[Problem to solve] Filter the records below down to lines containing "JSON".

[Records provided]
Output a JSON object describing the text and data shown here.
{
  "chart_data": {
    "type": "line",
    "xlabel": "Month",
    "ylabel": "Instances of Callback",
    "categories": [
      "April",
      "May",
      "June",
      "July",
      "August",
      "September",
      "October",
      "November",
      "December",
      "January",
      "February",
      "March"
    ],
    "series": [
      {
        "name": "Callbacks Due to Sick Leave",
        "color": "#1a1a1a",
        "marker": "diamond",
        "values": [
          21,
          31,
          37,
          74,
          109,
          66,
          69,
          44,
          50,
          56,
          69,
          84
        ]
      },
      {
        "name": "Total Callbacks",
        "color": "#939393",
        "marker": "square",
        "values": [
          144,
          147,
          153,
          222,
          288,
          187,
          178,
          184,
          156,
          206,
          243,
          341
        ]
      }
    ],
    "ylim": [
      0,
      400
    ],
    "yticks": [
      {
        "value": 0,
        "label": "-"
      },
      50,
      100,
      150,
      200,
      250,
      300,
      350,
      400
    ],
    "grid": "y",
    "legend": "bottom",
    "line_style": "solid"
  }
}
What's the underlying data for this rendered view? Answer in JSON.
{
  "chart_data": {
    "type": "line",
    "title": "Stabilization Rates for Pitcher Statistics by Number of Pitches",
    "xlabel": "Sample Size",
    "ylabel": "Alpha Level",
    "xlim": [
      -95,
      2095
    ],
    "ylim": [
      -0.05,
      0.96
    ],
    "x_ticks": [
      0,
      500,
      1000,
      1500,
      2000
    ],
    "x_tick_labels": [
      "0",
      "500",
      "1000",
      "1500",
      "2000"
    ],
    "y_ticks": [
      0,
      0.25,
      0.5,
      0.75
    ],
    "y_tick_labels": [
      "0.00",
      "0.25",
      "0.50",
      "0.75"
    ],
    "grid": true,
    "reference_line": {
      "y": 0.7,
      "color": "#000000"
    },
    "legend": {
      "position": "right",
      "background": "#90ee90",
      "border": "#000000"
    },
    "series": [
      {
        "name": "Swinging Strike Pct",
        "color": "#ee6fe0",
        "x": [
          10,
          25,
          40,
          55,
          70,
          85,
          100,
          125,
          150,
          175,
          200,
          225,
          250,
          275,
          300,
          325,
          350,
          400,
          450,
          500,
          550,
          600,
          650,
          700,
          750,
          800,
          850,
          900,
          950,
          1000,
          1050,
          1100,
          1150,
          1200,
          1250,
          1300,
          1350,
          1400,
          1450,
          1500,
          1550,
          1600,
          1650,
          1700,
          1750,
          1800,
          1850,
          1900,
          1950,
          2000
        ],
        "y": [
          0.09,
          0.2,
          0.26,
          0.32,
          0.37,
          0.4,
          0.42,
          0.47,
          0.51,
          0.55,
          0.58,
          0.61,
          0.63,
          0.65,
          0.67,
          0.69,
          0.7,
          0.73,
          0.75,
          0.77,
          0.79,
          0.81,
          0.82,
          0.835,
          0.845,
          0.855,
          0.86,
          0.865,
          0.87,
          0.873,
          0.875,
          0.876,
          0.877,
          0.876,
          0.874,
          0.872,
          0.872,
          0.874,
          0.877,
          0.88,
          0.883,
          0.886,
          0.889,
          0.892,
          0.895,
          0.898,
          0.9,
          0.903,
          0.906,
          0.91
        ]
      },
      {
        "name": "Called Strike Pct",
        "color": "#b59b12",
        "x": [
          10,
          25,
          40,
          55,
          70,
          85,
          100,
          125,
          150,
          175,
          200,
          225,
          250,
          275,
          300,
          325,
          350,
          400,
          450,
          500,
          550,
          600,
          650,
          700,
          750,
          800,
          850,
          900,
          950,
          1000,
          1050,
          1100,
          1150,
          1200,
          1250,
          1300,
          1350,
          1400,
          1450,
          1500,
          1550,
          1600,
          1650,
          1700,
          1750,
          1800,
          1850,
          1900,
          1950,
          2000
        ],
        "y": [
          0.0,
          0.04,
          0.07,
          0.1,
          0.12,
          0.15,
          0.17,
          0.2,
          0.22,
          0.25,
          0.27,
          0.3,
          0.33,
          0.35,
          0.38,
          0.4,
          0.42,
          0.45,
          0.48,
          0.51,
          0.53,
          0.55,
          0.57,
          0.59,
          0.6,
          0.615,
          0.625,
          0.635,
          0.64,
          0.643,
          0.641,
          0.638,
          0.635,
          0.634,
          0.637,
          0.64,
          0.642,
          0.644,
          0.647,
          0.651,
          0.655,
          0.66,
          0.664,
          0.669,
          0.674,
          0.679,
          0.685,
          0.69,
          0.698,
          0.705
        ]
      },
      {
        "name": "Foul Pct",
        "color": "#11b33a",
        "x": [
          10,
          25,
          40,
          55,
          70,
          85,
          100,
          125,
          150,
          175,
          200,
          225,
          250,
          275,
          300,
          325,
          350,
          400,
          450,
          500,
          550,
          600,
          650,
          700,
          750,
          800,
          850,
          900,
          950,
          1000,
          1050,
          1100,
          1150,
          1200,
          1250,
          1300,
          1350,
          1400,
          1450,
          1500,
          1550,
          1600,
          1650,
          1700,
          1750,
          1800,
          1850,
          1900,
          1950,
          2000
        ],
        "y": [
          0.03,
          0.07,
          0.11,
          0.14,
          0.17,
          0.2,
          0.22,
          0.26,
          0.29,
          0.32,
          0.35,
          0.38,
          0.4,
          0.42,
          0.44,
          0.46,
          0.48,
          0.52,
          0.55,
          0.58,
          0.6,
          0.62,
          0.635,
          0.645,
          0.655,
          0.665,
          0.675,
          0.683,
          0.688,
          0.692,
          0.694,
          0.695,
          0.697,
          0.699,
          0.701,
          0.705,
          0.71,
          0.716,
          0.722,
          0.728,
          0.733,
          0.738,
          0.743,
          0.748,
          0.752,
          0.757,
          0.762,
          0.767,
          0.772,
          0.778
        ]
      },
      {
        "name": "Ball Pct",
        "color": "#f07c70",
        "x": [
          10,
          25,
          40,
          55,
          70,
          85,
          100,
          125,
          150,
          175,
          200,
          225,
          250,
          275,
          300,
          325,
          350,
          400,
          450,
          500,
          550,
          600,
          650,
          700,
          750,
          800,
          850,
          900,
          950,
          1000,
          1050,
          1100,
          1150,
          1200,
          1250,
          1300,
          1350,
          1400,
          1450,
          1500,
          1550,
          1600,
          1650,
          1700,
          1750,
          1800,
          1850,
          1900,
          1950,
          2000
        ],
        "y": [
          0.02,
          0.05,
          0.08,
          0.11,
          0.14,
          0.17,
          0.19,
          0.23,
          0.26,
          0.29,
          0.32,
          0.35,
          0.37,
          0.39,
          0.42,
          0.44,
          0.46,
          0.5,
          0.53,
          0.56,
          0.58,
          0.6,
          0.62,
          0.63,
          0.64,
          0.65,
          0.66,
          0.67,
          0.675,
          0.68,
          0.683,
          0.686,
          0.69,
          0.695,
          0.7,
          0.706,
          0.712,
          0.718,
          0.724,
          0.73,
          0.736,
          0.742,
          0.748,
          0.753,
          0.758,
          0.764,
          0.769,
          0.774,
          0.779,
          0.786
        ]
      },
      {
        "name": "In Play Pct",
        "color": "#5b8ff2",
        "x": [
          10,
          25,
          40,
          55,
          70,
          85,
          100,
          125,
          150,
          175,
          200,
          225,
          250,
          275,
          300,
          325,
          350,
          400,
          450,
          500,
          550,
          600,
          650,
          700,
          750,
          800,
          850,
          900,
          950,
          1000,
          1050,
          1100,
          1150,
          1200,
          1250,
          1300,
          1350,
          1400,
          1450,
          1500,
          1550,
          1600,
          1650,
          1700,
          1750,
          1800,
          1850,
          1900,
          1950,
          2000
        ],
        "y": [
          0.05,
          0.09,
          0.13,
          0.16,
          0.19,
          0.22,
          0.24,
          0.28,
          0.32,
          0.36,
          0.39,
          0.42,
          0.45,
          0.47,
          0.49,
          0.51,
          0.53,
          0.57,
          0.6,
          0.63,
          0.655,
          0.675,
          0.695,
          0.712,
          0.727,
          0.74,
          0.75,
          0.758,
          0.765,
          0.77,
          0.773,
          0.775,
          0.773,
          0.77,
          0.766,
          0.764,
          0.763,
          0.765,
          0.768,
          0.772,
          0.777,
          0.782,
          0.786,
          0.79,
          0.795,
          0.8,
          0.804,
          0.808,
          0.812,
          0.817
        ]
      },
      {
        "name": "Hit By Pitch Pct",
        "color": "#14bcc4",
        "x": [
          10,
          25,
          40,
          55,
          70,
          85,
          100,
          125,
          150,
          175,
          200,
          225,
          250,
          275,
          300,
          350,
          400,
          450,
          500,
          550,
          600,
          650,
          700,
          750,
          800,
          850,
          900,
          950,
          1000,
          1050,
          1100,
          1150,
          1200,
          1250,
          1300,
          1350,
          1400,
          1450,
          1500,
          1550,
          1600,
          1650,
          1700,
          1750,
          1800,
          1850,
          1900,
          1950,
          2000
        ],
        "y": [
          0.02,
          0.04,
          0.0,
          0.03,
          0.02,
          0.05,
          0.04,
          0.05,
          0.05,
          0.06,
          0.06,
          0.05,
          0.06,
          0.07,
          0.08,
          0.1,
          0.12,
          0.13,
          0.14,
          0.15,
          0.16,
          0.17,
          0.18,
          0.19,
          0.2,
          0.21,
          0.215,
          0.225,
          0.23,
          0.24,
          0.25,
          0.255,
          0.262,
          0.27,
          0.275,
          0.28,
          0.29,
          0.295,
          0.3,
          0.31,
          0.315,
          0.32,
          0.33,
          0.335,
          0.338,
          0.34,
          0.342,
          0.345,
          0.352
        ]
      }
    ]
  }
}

[Expected answer]
Output a JSON object describing the text and data shown here.
What's the underlying data for this rendered view? Answer in JSON.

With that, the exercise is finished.